* _Aim of the exercise_
Gather up the lines that contain "default".

* _Extracted material_

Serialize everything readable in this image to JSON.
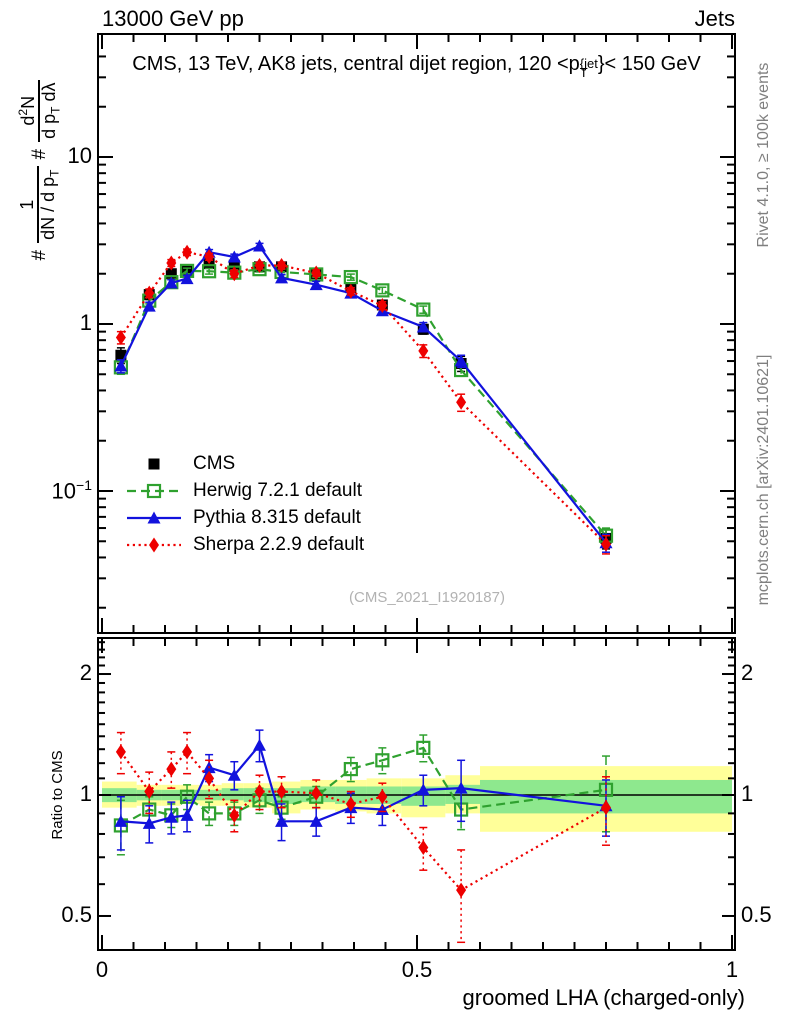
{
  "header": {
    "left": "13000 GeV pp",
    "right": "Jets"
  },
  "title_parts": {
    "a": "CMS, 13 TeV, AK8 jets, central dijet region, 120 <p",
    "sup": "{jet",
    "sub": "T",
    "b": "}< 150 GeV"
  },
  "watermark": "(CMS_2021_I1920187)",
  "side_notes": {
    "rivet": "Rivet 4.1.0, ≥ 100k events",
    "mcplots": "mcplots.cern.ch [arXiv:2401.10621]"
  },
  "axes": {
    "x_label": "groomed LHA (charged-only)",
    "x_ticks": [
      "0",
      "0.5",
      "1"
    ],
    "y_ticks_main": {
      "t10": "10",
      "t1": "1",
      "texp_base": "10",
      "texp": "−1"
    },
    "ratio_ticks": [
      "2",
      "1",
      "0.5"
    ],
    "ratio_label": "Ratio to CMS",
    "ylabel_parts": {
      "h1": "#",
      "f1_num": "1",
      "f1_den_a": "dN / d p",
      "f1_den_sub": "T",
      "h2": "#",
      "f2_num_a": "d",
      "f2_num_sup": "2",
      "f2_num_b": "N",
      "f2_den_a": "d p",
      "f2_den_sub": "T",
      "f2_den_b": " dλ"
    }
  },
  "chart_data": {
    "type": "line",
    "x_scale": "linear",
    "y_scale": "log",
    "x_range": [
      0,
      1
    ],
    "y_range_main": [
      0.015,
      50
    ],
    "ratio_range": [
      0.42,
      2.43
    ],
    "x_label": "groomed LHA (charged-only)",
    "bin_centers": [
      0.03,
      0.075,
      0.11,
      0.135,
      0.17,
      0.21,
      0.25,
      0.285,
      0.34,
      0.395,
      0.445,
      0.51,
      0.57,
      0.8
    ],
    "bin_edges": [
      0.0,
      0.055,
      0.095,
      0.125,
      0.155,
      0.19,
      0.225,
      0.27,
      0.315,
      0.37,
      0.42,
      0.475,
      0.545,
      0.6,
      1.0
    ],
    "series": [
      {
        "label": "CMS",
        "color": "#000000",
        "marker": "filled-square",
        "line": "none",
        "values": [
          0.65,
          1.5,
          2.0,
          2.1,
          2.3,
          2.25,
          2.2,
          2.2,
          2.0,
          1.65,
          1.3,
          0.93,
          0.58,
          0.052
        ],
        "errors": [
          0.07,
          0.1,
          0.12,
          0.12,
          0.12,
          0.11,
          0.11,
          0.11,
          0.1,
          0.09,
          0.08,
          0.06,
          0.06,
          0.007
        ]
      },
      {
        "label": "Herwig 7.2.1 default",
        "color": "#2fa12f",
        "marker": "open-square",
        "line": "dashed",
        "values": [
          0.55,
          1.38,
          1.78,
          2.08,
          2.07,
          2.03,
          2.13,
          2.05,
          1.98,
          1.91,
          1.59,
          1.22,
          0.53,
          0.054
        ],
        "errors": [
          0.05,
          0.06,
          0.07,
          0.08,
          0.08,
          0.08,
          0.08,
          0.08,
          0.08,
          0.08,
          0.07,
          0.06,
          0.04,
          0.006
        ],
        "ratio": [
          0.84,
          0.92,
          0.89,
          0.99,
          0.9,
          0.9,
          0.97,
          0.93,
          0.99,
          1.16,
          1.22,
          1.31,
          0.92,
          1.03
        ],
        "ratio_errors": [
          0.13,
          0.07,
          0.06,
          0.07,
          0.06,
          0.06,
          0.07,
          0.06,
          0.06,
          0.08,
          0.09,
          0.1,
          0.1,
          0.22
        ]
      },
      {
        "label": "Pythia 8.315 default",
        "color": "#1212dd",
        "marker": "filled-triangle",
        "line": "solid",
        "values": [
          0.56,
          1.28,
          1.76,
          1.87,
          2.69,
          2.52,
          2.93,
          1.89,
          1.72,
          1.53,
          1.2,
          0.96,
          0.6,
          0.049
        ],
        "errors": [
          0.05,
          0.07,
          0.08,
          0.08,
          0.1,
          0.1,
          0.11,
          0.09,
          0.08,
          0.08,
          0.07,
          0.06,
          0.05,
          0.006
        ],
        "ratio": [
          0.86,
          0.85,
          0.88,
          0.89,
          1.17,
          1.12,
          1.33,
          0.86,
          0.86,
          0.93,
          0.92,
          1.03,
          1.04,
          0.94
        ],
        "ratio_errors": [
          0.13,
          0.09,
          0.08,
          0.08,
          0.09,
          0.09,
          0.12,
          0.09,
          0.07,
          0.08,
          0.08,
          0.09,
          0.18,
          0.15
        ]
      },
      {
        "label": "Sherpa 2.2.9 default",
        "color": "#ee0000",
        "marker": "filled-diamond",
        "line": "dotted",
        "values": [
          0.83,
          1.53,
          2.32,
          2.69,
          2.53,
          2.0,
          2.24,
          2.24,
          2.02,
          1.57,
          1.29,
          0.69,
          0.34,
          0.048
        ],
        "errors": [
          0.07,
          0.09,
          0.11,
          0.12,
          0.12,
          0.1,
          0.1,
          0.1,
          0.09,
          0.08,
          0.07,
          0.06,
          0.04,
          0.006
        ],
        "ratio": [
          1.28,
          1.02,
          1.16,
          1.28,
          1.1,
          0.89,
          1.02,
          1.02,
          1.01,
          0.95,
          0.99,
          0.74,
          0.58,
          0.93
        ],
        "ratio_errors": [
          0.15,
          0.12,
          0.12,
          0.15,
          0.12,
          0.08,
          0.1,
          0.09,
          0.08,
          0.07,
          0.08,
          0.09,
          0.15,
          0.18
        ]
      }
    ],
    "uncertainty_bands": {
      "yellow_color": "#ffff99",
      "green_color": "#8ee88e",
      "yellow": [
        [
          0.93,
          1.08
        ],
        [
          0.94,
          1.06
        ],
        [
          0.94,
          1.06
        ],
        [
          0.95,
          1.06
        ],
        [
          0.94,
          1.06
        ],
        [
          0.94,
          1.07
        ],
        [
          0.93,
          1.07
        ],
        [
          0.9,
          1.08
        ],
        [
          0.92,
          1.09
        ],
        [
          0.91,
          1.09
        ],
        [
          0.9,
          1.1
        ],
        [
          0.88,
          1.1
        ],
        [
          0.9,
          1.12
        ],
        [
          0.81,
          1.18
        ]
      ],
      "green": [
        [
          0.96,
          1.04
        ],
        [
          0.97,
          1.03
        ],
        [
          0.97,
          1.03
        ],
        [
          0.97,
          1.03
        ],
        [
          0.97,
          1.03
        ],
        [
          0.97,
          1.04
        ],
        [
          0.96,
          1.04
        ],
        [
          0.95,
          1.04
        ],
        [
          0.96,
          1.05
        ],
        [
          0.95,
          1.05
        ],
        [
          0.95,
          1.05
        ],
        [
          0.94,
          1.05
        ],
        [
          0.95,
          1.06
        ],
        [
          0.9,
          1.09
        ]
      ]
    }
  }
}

* _Solution for this problem_
        "label": "Herwig 7.2.1 default",
        "label": "Pythia 8.315 default",
        "label": "Sherpa 2.2.9 default",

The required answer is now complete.